__Aim of the exercise__. Present every line in which the string "here" appears.

__Entries supplied__.
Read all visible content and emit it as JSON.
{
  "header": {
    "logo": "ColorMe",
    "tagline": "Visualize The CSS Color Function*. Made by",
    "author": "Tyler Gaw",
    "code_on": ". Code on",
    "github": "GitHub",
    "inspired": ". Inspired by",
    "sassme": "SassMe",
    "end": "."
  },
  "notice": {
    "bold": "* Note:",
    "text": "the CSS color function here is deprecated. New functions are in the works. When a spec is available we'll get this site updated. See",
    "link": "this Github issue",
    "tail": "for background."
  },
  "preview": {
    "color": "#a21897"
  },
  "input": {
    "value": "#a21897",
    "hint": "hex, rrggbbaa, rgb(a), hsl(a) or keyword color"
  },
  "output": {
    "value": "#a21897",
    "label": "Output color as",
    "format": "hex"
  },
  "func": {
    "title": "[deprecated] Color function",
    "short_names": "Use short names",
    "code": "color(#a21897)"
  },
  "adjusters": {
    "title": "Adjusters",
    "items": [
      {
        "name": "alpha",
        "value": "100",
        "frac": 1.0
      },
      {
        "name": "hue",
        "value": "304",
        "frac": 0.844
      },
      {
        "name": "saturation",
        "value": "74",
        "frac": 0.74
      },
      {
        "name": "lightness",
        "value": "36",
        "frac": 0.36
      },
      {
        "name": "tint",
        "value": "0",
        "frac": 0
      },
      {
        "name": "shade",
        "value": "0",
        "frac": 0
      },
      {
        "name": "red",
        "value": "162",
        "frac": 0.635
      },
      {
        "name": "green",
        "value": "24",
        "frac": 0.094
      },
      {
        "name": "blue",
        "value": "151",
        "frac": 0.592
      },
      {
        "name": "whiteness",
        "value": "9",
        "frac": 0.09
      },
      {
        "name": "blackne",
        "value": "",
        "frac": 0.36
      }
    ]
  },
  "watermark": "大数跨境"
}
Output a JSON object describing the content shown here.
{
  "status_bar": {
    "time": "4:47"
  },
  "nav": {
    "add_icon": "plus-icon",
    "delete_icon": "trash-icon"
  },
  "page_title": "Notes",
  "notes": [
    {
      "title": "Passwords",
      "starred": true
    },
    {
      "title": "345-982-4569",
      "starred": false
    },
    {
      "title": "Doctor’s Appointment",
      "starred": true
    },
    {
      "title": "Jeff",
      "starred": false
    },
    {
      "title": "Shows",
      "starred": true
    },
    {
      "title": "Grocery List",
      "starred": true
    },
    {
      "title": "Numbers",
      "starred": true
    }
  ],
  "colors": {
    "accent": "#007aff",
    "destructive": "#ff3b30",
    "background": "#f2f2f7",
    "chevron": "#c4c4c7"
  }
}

__Response to the task__.
    "text": "the CSS color function here is deprecated. New functions are in the works. When a spec is available we'll get this site updated. See",
Output a JSON object describing the content shown here.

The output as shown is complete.